* _What is expected_:
Review the lines that follow and copy each one that contains the word "κάθε".

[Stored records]
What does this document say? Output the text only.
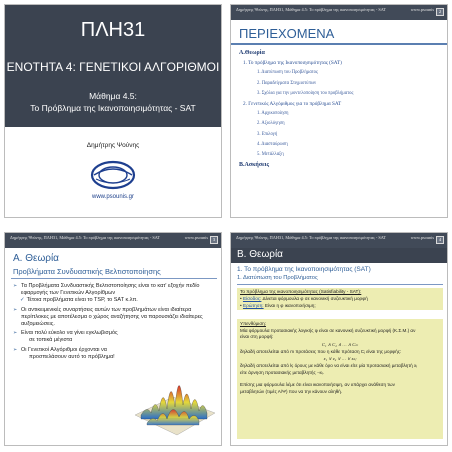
ΠΛΗ31
ΕΝΟΤΗΤΑ 4: ΓΕΝΕΤΙΚΟΙ ΑΛΓΟΡΙΘΜΟΙ
Μάθημα 4.5:
Το Πρόβλημα της Ικανοποιησιμότητας - SAT
Δημήτρης Ψούνης
www.psounis.gr
Δημήτρης Ψούνης, ΠΛΗ31, Μάθημα 4.5: Το πρόβλημα της ικανοποιησιμότητας - SAT	www.psounis	2
ΠΕΡΙΕΧΟΜΕΝΑ
Α.Θεωρία
1. Το πρόβλημα της Ικανοποιησιμότητας (SAT)
1. Διατύπωση του Προβλήματος
2. Παραδείγματα Στιγμιοτύπων
3. Σχόλια για την μοντελοποίηση του προβλήματος
2. Γενετικός Αλγόριθμος για το πρόβλημα SAT
1. Αρχικοποίηση
2. Αξιολόγηση
3. Επιλογή
4. Διασταύρωση
5. Μετάλλαξη
Β.Ασκήσεις
Δημήτρης Ψούνης, ΠΛΗ31, Μάθημα 4.5: Το πρόβλημα της ικανοποιησιμότητας - SAT	www.psounis	3
Α. Θεωρία
Προβλήματα Συνδυαστικής Βελτιστοποίησης
➢ Τα Προβλήματα Συνδυαστικής Βελτιστοποίησης είναι το κατ' εξοχήν πεδίο
εφαρμογής των Γενετικών Αλγορίθμων
✓ Τέτοια προβλήματα είναι το TSP, το SAT κ.λπ.
➢ Οι αντικειμενικές συναρτήσεις αυτών των προβλημάτων είναι ιδιαίτερα
περίπλοκες με αποτέλεσμα ο χώρος αναζήτησης να παρουσιάζει ιδιαίτερες
αυξομειώσεις.
➢ Είναι πολύ εύκολο να γίνει εγκλωβισμός
σε τοπικά μέγιστα
➢ Οι Γενετικοί Αλγόριθμοι έρχονται να
προσπελάσουν αυτό το πρόβλημα!
Δημήτρης Ψούνης, ΠΛΗ31, Μάθημα 4.5: Το πρόβλημα της ικανοποιησιμότητας - SAT	www.psounis	4
Β. Θεωρία
1. Το πρόβλημα της Ικανοποιησιμότητας (SAT)
1. Διατύπωση του Προβλήματος
Το πρόβλημα της ικανοποιησιμότητας (Satisfiability - SAT):
• Είσοδος: Δίνεται φόρμουλα φ σε κανονική συζευκτική μορφή
• Ερώτηση: Είναι η φ ικανοποιήσιμη;
Υπενθύμιση:
Μία φόρμουλα προτασιακής λογικής φ είναι σε κανονική συζευκτική μορφή (Κ.Σ.Μ.) αν
είναι στη μορφή:
C₁ ∧ C₂ ∧ … ∧ Cₘ
δηλαδή αποτελείται από m προτάσεις που η κάθε πρόταση Cⱼ είναι της μορφής:
z₁ ∨ z₂ ∨ … ∨ zₖⱼ
δηλαδή αποτελείται από kⱼ όρους με κάθε όρο να είναι είτε μία προτασιακή μεταβλητή xᵢ
είτε άρνηση προτασιακής μεταβλητής ¬xᵢ.
Επίσης μια φόρμουλα λέμε ότι είναι ικανοποιήσιμη, αν υπάρχει ανάθεση των
μεταβλητών (τιμές Α/Ψ) που να την κάνουν αληθή.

* _Final result_:
δηλαδή αποτελείται από m προτάσεις που η κάθε πρόταση Cⱼ είναι της μορφής:
δηλαδή αποτελείται από kⱼ όρους με κάθε όρο να είναι είτε μία προτασιακή μεταβλητή xᵢ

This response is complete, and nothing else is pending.